━━ Supplied entries ━━

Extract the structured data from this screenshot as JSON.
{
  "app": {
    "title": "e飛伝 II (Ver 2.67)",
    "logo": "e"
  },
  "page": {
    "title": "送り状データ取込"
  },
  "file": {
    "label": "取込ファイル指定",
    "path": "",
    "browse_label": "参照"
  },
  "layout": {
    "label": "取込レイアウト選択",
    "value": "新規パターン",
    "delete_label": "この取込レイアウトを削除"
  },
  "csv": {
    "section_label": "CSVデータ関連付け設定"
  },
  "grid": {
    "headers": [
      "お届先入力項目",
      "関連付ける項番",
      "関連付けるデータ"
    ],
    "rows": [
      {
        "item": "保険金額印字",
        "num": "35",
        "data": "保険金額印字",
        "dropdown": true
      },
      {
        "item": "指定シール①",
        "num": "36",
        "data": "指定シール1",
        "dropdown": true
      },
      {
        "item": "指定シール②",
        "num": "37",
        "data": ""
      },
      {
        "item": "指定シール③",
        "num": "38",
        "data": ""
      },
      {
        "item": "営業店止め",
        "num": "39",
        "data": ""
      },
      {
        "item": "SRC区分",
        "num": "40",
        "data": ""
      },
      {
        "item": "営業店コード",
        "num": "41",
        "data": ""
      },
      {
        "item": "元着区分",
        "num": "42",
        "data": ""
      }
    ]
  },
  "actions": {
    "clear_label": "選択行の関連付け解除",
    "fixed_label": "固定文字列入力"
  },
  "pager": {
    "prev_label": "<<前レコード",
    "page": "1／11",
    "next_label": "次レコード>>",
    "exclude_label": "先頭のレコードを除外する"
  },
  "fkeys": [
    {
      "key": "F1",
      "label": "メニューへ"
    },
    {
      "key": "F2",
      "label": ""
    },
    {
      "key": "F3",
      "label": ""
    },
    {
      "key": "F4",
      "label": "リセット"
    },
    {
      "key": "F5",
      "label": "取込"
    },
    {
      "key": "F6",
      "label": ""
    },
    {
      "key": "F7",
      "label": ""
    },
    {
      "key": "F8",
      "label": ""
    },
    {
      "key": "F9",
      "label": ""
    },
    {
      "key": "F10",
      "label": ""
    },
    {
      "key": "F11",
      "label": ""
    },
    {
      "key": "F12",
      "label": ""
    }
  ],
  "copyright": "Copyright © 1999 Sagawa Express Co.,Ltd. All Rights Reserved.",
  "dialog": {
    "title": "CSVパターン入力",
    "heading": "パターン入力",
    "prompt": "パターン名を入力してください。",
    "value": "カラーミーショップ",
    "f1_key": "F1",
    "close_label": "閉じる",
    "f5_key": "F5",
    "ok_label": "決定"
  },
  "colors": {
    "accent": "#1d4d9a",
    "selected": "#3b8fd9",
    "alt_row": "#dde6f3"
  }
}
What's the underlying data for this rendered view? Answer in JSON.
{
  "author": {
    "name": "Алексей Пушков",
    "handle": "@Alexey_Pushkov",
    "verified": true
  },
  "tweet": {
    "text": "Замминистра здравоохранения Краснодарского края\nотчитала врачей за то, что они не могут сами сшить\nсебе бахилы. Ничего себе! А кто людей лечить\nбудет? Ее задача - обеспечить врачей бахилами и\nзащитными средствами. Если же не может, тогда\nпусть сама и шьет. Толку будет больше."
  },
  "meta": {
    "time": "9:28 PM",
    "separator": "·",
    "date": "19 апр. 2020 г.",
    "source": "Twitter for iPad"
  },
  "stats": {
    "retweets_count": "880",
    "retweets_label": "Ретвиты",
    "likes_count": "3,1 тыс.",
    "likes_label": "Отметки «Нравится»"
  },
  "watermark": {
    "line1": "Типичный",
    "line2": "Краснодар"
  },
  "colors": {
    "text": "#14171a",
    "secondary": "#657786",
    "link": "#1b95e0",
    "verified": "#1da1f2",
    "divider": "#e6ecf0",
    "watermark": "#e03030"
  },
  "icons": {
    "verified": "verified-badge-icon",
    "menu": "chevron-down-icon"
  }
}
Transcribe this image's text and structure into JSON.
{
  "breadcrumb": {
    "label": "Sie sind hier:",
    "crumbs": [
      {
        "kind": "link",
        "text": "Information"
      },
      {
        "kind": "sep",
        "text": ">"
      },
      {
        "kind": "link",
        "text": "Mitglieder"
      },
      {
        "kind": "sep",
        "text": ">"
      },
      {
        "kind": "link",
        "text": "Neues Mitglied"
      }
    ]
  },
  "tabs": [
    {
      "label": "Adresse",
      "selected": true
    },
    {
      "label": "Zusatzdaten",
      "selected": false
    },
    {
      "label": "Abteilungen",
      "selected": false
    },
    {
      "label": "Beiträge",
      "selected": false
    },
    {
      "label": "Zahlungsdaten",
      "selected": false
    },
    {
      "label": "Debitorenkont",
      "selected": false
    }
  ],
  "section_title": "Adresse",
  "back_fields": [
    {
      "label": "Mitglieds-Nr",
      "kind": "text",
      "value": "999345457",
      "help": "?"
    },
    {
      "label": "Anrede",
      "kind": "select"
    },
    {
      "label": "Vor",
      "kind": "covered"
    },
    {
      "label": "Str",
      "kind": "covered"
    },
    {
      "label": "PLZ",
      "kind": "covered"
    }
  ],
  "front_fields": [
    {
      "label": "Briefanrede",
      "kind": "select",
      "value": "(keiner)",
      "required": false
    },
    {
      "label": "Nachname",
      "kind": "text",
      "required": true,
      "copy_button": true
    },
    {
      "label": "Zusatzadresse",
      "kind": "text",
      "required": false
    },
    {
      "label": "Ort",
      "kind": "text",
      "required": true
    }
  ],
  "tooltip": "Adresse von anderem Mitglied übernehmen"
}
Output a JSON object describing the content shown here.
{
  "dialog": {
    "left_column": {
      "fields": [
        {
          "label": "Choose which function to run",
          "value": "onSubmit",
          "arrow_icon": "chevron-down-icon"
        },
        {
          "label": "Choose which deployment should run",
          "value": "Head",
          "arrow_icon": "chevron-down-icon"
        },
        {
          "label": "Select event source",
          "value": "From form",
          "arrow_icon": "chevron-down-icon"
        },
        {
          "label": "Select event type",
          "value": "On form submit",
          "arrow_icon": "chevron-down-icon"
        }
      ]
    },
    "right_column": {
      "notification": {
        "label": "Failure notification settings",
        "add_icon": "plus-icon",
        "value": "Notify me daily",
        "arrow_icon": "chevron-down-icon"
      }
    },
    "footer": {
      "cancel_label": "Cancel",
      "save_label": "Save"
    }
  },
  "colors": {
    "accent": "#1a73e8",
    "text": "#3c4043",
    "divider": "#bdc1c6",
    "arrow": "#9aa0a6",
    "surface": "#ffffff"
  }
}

━━━

Aim: Identify and copy lines that hold the string "item".

Answer for the task:
        "item": "保険金額印字",
        "item": "指定シール①",
        "item": "指定シール②",
        "item": "指定シール③",
        "item": "営業店止め",
        "item": "SRC区分",
        "item": "営業店コード",
        "item": "元着区分",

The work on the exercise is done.